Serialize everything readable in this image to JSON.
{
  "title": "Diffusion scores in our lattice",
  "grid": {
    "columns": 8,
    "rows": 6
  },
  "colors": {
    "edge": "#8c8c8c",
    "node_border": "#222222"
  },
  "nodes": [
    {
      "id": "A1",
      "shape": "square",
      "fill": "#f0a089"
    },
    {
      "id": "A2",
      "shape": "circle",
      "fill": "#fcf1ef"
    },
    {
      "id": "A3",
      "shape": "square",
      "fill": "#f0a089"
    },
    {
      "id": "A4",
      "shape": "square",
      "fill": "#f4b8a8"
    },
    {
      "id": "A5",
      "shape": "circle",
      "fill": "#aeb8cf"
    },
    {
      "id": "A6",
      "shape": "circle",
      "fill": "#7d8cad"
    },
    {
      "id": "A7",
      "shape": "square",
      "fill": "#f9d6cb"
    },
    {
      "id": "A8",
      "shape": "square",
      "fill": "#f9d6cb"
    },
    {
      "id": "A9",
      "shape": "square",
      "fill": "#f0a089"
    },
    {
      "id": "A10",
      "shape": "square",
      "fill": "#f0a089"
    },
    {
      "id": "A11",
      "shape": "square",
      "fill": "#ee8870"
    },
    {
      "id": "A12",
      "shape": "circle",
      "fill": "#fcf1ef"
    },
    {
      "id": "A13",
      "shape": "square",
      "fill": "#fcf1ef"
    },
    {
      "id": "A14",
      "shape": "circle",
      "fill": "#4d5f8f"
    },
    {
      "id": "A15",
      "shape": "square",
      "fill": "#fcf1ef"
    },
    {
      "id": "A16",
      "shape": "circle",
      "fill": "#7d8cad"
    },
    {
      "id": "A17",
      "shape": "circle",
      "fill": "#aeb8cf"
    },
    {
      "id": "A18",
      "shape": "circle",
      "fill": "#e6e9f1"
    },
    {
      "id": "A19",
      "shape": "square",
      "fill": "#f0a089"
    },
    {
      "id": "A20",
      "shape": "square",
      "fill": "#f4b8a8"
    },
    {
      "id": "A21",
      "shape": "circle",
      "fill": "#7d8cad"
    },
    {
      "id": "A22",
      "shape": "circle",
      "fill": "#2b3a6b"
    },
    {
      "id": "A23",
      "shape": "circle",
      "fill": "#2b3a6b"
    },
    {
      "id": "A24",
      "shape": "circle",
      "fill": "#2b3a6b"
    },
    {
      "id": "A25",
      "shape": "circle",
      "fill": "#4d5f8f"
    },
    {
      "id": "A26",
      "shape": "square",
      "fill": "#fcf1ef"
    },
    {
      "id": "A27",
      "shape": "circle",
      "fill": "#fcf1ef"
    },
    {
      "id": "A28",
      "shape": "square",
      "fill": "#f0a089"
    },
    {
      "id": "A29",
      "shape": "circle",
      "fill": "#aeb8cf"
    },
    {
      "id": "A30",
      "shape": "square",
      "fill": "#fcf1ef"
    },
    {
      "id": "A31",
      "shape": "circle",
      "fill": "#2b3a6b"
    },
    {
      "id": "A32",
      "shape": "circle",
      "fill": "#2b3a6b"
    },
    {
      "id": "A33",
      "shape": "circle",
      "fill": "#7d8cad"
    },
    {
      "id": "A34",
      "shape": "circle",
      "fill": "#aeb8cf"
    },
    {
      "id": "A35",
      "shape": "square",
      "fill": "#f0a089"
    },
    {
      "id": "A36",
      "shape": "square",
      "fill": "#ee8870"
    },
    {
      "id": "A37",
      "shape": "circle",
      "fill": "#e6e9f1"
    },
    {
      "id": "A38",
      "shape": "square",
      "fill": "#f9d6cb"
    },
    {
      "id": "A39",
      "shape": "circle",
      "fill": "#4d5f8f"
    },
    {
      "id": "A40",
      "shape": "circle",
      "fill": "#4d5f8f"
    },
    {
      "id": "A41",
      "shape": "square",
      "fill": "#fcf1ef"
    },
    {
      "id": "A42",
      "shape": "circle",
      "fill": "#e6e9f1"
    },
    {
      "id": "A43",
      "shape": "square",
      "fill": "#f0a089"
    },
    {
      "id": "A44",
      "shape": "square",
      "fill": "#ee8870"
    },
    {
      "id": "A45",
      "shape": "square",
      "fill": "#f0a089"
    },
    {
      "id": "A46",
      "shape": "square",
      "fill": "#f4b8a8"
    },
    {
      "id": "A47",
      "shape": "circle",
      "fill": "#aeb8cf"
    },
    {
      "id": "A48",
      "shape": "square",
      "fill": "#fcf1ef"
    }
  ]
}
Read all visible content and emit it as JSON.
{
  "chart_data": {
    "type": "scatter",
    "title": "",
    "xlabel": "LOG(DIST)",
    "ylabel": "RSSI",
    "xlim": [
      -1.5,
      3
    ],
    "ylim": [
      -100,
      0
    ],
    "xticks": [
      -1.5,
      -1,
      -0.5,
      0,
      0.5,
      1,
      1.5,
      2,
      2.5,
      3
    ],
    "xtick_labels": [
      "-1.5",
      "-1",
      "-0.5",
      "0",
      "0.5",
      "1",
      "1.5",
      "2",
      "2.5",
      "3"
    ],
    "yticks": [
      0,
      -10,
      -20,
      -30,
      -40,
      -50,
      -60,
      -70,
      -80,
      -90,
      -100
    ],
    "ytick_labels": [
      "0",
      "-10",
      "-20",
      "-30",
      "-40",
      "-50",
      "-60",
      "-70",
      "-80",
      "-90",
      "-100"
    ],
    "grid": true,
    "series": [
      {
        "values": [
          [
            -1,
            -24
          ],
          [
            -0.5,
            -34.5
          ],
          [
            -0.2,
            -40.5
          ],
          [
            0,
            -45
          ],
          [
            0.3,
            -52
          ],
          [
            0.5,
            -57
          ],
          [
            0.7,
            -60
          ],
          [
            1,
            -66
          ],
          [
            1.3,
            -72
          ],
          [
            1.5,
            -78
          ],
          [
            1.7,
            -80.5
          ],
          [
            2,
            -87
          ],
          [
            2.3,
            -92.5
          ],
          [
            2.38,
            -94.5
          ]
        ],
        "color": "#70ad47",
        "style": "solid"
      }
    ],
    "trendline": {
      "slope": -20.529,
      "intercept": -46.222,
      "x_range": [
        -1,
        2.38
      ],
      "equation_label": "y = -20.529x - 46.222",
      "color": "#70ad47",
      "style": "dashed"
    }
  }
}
※ ※ ※
Transcribe every record above exactly as it appears.

» **EXERCISE OUTPUT**:
Serialize everything readable in this image to JSON.
{
  "title": "Diffusion scores in our lattice",
  "grid": {
    "columns": 8,
    "rows": 6
  },
  "colors": {
    "edge": "#8c8c8c",
    "node_border": "#222222"
  },
  "nodes": [
    {
      "id": "A1",
      "shape": "square",
      "fill": "#f0a089"
    },
    {
      "id": "A2",
      "shape": "circle",
      "fill": "#fcf1ef"
    },
    {
      "id": "A3",
      "shape": "square",
      "fill": "#f0a089"
    },
    {
      "id": "A4",
      "shape": "square",
      "fill": "#f4b8a8"
    },
    {
      "id": "A5",
      "shape": "circle",
      "fill": "#aeb8cf"
    },
    {
      "id": "A6",
      "shape": "circle",
      "fill": "#7d8cad"
    },
    {
      "id": "A7",
      "shape": "square",
      "fill": "#f9d6cb"
    },
    {
      "id": "A8",
      "shape": "square",
      "fill": "#f9d6cb"
    },
    {
      "id": "A9",
      "shape": "square",
      "fill": "#f0a089"
    },
    {
      "id": "A10",
      "shape": "square",
      "fill": "#f0a089"
    },
    {
      "id": "A11",
      "shape": "square",
      "fill": "#ee8870"
    },
    {
      "id": "A12",
      "shape": "circle",
      "fill": "#fcf1ef"
    },
    {
      "id": "A13",
      "shape": "square",
      "fill": "#fcf1ef"
    },
    {
      "id": "A14",
      "shape": "circle",
      "fill": "#4d5f8f"
    },
    {
      "id": "A15",
      "shape": "square",
      "fill": "#fcf1ef"
    },
    {
      "id": "A16",
      "shape": "circle",
      "fill": "#7d8cad"
    },
    {
      "id": "A17",
      "shape": "circle",
      "fill": "#aeb8cf"
    },
    {
      "id": "A18",
      "shape": "circle",
      "fill": "#e6e9f1"
    },
    {
      "id": "A19",
      "shape": "square",
      "fill": "#f0a089"
    },
    {
      "id": "A20",
      "shape": "square",
      "fill": "#f4b8a8"
    },
    {
      "id": "A21",
      "shape": "circle",
      "fill": "#7d8cad"
    },
    {
      "id": "A22",
      "shape": "circle",
      "fill": "#2b3a6b"
    },
    {
      "id": "A23",
      "shape": "circle",
      "fill": "#2b3a6b"
    },
    {
      "id": "A24",
      "shape": "circle",
      "fill": "#2b3a6b"
    },
    {
      "id": "A25",
      "shape": "circle",
      "fill": "#4d5f8f"
    },
    {
      "id": "A26",
      "shape": "square",
      "fill": "#fcf1ef"
    },
    {
      "id": "A27",
      "shape": "circle",
      "fill": "#fcf1ef"
    },
    {
      "id": "A28",
      "shape": "square",
      "fill": "#f0a089"
    },
    {
      "id": "A29",
      "shape": "circle",
      "fill": "#aeb8cf"
    },
    {
      "id": "A30",
      "shape": "square",
      "fill": "#fcf1ef"
    },
    {
      "id": "A31",
      "shape": "circle",
      "fill": "#2b3a6b"
    },
    {
      "id": "A32",
      "shape": "circle",
      "fill": "#2b3a6b"
    },
    {
      "id": "A33",
      "shape": "circle",
      "fill": "#7d8cad"
    },
    {
      "id": "A34",
      "shape": "circle",
      "fill": "#aeb8cf"
    },
    {
      "id": "A35",
      "shape": "square",
      "fill": "#f0a089"
    },
    {
      "id": "A36",
      "shape": "square",
      "fill": "#ee8870"
    },
    {
      "id": "A37",
      "shape": "circle",
      "fill": "#e6e9f1"
    },
    {
      "id": "A38",
      "shape": "square",
      "fill": "#f9d6cb"
    },
    {
      "id": "A39",
      "shape": "circle",
      "fill": "#4d5f8f"
    },
    {
      "id": "A40",
      "shape": "circle",
      "fill": "#4d5f8f"
    },
    {
      "id": "A41",
      "shape": "square",
      "fill": "#fcf1ef"
    },
    {
      "id": "A42",
      "shape": "circle",
      "fill": "#e6e9f1"
    },
    {
      "id": "A43",
      "shape": "square",
      "fill": "#f0a089"
    },
    {
      "id": "A44",
      "shape": "square",
      "fill": "#ee8870"
    },
    {
      "id": "A45",
      "shape": "square",
      "fill": "#f0a089"
    },
    {
      "id": "A46",
      "shape": "square",
      "fill": "#f4b8a8"
    },
    {
      "id": "A47",
      "shape": "circle",
      "fill": "#aeb8cf"
    },
    {
      "id": "A48",
      "shape": "square",
      "fill": "#fcf1ef"
    }
  ]
}
Read all visible content and emit it as JSON.
{
  "chart_data": {
    "type": "scatter",
    "title": "",
    "xlabel": "LOG(DIST)",
    "ylabel": "RSSI",
    "xlim": [
      -1.5,
      3
    ],
    "ylim": [
      -100,
      0
    ],
    "xticks": [
      -1.5,
      -1,
      -0.5,
      0,
      0.5,
      1,
      1.5,
      2,
      2.5,
      3
    ],
    "xtick_labels": [
      "-1.5",
      "-1",
      "-0.5",
      "0",
      "0.5",
      "1",
      "1.5",
      "2",
      "2.5",
      "3"
    ],
    "yticks": [
      0,
      -10,
      -20,
      -30,
      -40,
      -50,
      -60,
      -70,
      -80,
      -90,
      -100
    ],
    "ytick_labels": [
      "0",
      "-10",
      "-20",
      "-30",
      "-40",
      "-50",
      "-60",
      "-70",
      "-80",
      "-90",
      "-100"
    ],
    "grid": true,
    "series": [
      {
        "values": [
          [
            -1,
            -24
          ],
          [
            -0.5,
            -34.5
          ],
          [
            -0.2,
            -40.5
          ],
          [
            0,
            -45
          ],
          [
            0.3,
            -52
          ],
          [
            0.5,
            -57
          ],
          [
            0.7,
            -60
          ],
          [
            1,
            -66
          ],
          [
            1.3,
            -72
          ],
          [
            1.5,
            -78
          ],
          [
            1.7,
            -80.5
          ],
          [
            2,
            -87
          ],
          [
            2.3,
            -92.5
          ],
          [
            2.38,
            -94.5
          ]
        ],
        "color": "#70ad47",
        "style": "solid"
      }
    ],
    "trendline": {
      "slope": -20.529,
      "intercept": -46.222,
      "x_range": [
        -1,
        2.38
      ],
      "equation_label": "y = -20.529x - 46.222",
      "color": "#70ad47",
      "style": "dashed"
    }
  }
}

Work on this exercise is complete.